EXERCISE PROMPT: From the entries below, please gather each line containing the string "Sensitivity".

┌──

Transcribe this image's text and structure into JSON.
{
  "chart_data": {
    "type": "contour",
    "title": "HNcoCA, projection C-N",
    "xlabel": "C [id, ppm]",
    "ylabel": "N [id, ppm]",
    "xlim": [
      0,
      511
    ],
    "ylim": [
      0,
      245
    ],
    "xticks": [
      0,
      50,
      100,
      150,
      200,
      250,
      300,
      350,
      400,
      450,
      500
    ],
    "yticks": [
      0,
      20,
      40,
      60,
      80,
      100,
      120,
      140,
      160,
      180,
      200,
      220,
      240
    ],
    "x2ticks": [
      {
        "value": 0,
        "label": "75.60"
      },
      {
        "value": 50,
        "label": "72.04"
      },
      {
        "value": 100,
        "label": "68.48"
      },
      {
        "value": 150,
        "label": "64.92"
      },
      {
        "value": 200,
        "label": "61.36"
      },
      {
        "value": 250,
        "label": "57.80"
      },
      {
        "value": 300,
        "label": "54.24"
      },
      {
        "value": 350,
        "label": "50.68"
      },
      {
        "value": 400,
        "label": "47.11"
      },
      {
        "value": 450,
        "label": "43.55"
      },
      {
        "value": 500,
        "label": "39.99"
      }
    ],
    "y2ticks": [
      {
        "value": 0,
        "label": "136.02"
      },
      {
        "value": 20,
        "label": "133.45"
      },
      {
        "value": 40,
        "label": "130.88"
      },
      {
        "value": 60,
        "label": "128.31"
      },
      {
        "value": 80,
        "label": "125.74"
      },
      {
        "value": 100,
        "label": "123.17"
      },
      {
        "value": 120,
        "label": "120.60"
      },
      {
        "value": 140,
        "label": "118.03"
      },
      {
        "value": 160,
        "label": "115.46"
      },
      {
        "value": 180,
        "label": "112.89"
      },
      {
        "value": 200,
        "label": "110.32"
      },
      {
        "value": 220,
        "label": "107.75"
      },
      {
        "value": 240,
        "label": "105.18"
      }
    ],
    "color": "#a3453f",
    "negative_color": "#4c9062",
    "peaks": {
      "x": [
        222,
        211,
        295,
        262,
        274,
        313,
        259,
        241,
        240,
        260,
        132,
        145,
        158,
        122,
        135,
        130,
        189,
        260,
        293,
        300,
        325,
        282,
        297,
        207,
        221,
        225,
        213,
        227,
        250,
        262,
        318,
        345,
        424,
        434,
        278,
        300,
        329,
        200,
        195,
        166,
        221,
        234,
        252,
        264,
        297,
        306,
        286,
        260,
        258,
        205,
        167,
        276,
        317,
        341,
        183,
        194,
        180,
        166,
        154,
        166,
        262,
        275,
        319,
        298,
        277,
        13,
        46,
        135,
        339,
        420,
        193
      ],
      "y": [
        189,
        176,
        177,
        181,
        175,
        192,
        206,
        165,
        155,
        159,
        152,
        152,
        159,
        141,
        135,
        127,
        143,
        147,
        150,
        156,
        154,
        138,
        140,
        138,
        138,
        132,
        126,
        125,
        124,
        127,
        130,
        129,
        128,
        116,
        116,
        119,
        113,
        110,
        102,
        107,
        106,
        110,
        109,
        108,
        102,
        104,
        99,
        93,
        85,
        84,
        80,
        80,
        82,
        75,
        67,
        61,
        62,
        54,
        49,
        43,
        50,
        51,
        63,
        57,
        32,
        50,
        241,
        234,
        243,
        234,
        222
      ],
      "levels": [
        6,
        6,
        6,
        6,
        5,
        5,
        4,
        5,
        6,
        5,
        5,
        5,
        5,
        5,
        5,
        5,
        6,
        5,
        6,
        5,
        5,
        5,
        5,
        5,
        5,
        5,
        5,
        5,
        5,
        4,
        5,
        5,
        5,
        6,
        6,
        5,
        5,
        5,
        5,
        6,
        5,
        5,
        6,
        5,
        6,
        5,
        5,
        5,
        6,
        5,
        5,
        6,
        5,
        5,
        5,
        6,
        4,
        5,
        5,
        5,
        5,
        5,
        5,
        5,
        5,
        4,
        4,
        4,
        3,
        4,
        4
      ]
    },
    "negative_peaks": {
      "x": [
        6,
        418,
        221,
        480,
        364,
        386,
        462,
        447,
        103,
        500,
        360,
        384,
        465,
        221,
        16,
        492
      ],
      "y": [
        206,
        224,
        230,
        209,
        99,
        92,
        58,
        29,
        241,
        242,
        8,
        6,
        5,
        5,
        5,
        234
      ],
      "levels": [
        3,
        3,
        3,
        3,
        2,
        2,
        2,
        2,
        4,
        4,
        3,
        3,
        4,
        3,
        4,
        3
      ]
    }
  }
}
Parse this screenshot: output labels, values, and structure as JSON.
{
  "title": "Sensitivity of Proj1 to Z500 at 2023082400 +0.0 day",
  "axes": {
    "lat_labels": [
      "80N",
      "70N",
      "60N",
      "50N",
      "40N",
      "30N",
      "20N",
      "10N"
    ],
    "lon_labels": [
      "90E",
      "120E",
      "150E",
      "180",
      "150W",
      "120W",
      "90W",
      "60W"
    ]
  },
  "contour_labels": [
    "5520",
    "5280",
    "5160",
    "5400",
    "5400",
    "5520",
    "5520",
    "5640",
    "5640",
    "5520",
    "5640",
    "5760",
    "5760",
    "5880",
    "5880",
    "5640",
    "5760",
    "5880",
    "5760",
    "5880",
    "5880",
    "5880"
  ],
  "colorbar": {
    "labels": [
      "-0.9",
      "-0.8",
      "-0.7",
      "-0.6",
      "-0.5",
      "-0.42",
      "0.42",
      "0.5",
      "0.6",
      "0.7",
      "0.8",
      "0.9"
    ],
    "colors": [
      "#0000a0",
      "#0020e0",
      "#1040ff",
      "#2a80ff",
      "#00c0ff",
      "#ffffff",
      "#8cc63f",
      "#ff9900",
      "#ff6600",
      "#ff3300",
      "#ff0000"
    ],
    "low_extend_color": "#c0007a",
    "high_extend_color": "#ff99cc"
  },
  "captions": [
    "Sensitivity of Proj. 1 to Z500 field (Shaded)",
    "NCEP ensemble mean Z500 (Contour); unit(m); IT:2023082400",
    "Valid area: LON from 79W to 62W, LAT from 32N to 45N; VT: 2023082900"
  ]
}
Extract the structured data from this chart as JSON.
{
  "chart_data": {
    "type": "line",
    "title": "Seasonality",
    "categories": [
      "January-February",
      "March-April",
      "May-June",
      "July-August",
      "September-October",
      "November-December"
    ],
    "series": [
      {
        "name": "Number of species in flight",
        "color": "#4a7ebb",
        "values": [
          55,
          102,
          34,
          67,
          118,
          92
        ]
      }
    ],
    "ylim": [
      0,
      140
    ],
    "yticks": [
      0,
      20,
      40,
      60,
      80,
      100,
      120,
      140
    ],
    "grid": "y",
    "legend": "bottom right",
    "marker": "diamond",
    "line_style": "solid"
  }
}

└──

ANSWER TO THE EXERCISE:
  "title": "Sensitivity of Proj1 to Z500 at 2023082400 +0.0 day",
    "Sensitivity of Proj. 1 to Z500 field (Shaded)",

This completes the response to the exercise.